» **Objective**: Can you give the data again from its first line through the line with "marker — [1809, 1316, 1823, 1330]", renaming "catheter" to "cannula" and keeping everything else the same?

________

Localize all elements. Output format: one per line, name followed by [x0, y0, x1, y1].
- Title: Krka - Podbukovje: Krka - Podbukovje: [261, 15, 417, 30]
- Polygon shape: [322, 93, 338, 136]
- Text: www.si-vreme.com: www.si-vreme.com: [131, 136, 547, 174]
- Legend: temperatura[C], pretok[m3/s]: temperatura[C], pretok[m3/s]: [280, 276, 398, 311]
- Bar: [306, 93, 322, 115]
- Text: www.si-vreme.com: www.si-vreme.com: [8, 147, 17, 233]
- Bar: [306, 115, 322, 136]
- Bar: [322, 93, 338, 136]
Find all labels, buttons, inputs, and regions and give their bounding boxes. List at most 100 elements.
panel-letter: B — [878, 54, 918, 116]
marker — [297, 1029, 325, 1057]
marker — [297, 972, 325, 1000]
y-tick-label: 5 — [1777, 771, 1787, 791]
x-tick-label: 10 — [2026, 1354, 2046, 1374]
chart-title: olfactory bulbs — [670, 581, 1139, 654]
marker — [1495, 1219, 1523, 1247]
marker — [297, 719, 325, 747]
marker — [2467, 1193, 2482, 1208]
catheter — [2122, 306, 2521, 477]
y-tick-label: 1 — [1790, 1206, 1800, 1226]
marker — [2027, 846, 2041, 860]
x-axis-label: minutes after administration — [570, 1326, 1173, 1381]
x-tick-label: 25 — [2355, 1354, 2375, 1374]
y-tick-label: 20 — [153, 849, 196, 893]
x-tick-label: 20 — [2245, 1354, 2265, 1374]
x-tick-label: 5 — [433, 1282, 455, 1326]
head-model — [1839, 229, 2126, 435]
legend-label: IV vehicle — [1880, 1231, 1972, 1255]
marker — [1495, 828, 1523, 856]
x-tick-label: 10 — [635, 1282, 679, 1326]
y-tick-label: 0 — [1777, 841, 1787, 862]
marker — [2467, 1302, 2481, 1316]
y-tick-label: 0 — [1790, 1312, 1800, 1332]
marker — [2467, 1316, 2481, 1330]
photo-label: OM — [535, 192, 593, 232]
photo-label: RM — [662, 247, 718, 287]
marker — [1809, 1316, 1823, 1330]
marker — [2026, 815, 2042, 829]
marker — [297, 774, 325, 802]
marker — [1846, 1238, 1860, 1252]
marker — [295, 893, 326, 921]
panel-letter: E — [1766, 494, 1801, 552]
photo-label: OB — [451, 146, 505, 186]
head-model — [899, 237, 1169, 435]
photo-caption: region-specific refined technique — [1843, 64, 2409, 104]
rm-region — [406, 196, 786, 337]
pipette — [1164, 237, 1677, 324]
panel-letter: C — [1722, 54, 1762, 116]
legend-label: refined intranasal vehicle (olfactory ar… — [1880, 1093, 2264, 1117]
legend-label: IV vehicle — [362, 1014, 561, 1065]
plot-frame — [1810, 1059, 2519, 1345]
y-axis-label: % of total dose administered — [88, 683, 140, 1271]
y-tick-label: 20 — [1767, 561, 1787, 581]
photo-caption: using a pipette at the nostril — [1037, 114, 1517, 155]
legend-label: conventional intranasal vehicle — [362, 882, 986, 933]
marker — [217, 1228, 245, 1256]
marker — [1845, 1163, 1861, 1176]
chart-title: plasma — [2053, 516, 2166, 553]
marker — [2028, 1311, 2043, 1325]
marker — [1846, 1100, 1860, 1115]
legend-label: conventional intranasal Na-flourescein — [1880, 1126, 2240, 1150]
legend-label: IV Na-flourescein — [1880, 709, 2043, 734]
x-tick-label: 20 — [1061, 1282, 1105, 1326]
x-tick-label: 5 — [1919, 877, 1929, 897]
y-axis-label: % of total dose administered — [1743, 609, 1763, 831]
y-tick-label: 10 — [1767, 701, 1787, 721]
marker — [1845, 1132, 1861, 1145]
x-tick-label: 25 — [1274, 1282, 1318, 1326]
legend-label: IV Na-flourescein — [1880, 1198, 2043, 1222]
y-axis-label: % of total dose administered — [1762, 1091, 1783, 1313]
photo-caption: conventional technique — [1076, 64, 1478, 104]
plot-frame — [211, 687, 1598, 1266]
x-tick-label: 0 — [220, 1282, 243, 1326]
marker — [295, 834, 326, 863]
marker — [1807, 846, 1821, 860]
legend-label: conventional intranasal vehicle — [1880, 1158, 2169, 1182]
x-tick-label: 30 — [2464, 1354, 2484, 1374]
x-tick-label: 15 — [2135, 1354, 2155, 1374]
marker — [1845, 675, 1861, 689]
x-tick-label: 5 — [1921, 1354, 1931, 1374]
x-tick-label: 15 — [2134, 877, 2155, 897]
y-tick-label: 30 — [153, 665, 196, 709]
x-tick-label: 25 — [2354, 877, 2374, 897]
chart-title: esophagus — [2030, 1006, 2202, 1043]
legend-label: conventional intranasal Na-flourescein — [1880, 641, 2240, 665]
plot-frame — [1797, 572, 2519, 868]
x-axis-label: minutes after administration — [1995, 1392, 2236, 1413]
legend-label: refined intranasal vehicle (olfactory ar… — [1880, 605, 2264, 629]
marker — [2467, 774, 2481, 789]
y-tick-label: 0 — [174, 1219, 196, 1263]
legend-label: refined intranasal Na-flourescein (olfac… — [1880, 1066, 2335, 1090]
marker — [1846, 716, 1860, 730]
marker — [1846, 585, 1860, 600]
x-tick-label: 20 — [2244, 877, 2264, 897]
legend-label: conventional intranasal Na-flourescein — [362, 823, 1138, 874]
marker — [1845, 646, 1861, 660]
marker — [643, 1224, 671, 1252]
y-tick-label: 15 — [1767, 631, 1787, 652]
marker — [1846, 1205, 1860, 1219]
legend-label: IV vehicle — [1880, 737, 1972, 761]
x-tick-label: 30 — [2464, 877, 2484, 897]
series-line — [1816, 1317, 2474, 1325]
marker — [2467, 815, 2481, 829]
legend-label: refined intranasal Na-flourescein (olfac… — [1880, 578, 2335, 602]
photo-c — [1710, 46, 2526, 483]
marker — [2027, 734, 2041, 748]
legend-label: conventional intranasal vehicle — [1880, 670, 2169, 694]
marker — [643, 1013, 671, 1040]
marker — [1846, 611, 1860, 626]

________

» **Problem solution**:
Localize all elements. Output format: one per line, name followed by [x0, y0, x1, y1].
- Title: Krka - Podbukovje: Krka - Podbukovje: [261, 15, 417, 30]
- Polygon shape: [322, 93, 338, 136]
- Text: www.si-vreme.com: www.si-vreme.com: [131, 136, 547, 174]
- Legend: temperatura[C], pretok[m3/s]: temperatura[C], pretok[m3/s]: [280, 276, 398, 311]
- Bar: [306, 93, 322, 115]
- Text: www.si-vreme.com: www.si-vreme.com: [8, 147, 17, 233]
- Bar: [306, 115, 322, 136]
- Bar: [322, 93, 338, 136]
Find all labels, buttons, inputs, and regions and give their bounding boxes. List at most 100 elements.
panel-letter: B — [878, 54, 918, 116]
marker — [297, 1029, 325, 1057]
marker — [297, 972, 325, 1000]
y-tick-label: 5 — [1777, 771, 1787, 791]
x-tick-label: 10 — [2026, 1354, 2046, 1374]
chart-title: olfactory bulbs — [670, 581, 1139, 654]
marker — [1495, 1219, 1523, 1247]
marker — [297, 719, 325, 747]
marker — [2467, 1193, 2482, 1208]
cannula — [2122, 306, 2521, 477]
y-tick-label: 1 — [1790, 1206, 1800, 1226]
marker — [2027, 846, 2041, 860]
x-axis-label: minutes after administration — [570, 1326, 1173, 1381]
x-tick-label: 25 — [2355, 1354, 2375, 1374]
y-tick-label: 20 — [153, 849, 196, 893]
x-tick-label: 20 — [2245, 1354, 2265, 1374]
x-tick-label: 5 — [433, 1282, 455, 1326]
head-model — [1839, 229, 2126, 435]
legend-label: IV vehicle — [1880, 1231, 1972, 1255]
marker — [1495, 828, 1523, 856]
x-tick-label: 10 — [635, 1282, 679, 1326]
y-tick-label: 0 — [1777, 841, 1787, 862]
marker — [2467, 1302, 2481, 1316]
y-tick-label: 0 — [1790, 1312, 1800, 1332]
marker — [2467, 1316, 2481, 1330]
photo-label: OM — [535, 192, 593, 232]
photo-label: RM — [662, 247, 718, 287]
marker — [1809, 1316, 1823, 1330]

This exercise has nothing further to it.